PROBLEM STATEMENT:
The records below are made of lines; count those holding the word "JSON" and give the number only.
* Start TASK DATA *
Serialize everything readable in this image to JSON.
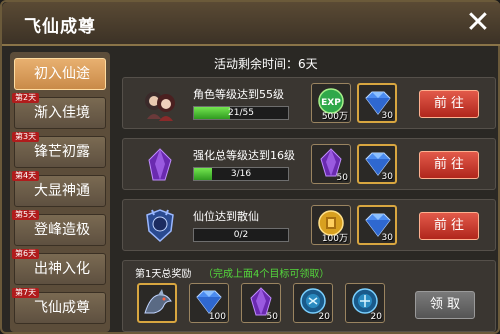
{
  "window": {
    "title": "飞仙成尊",
    "close_icon": "close-icon"
  },
  "sidebar": {
    "items": [
      {
        "label": "初入仙途",
        "day": "",
        "active": true
      },
      {
        "label": "渐入佳境",
        "day": "第2天",
        "active": false
      },
      {
        "label": "锋芒初露",
        "day": "第3天",
        "active": false
      },
      {
        "label": "大显神通",
        "day": "第4天",
        "active": false
      },
      {
        "label": "登峰造极",
        "day": "第5天",
        "active": false
      },
      {
        "label": "出神入化",
        "day": "第6天",
        "active": false
      },
      {
        "label": "飞仙成尊",
        "day": "第7天",
        "active": false
      }
    ]
  },
  "activity": {
    "remaining": "活动剩余时间：6天"
  },
  "tasks": [
    {
      "description": "角色等级达到55级",
      "progress_text": "21/55",
      "progress": 0.382,
      "icon": "characters-portrait-icon",
      "rewards": [
        {
          "icon": "exp-orb-icon",
          "count": "500万"
        },
        {
          "icon": "blue-diamond-icon",
          "count": "30"
        }
      ],
      "button_label": "前 往"
    },
    {
      "description": "强化总等级达到16级",
      "progress_text": "3/16",
      "progress": 0.1875,
      "icon": "purple-crystal-icon",
      "rewards": [
        {
          "icon": "purple-crystal-icon",
          "count": "50"
        },
        {
          "icon": "blue-diamond-icon",
          "count": "30"
        }
      ],
      "button_label": "前 往"
    },
    {
      "description": "仙位达到散仙",
      "progress_text": "0/2",
      "progress": 0,
      "icon": "immortal-rank-badge-icon",
      "rewards": [
        {
          "icon": "gold-coin-icon",
          "count": "100万"
        },
        {
          "icon": "blue-diamond-icon",
          "count": "30"
        }
      ],
      "button_label": "前 往"
    }
  ],
  "total_reward": {
    "title": "第1天总奖励",
    "note": "（完成上面4个目标可领取）",
    "items": [
      {
        "icon": "mount-creature-icon",
        "count": ""
      },
      {
        "icon": "blue-diamond-icon",
        "count": "100"
      },
      {
        "icon": "purple-crystal-icon",
        "count": "50"
      },
      {
        "icon": "blue-rune-orb-icon",
        "count": "20"
      },
      {
        "icon": "blue-rune-orb-icon",
        "count": "20"
      }
    ],
    "claim_label": "领 取"
  },
  "colors": {
    "accent_red": "#c8362a",
    "progress_green": "#4cc83a",
    "note_green": "#54d83c",
    "active_tab": "#d99a58"
  }
}
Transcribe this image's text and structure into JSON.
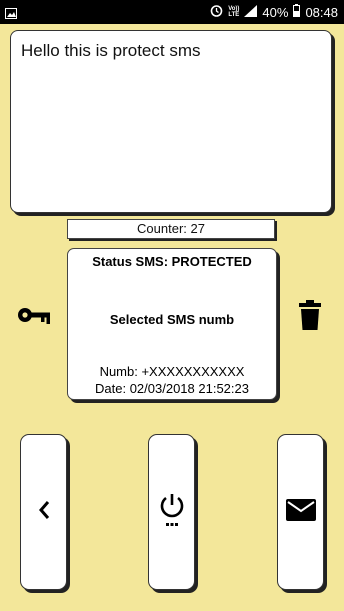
* End TASK DATA *
EXERCISE ANSWER:
2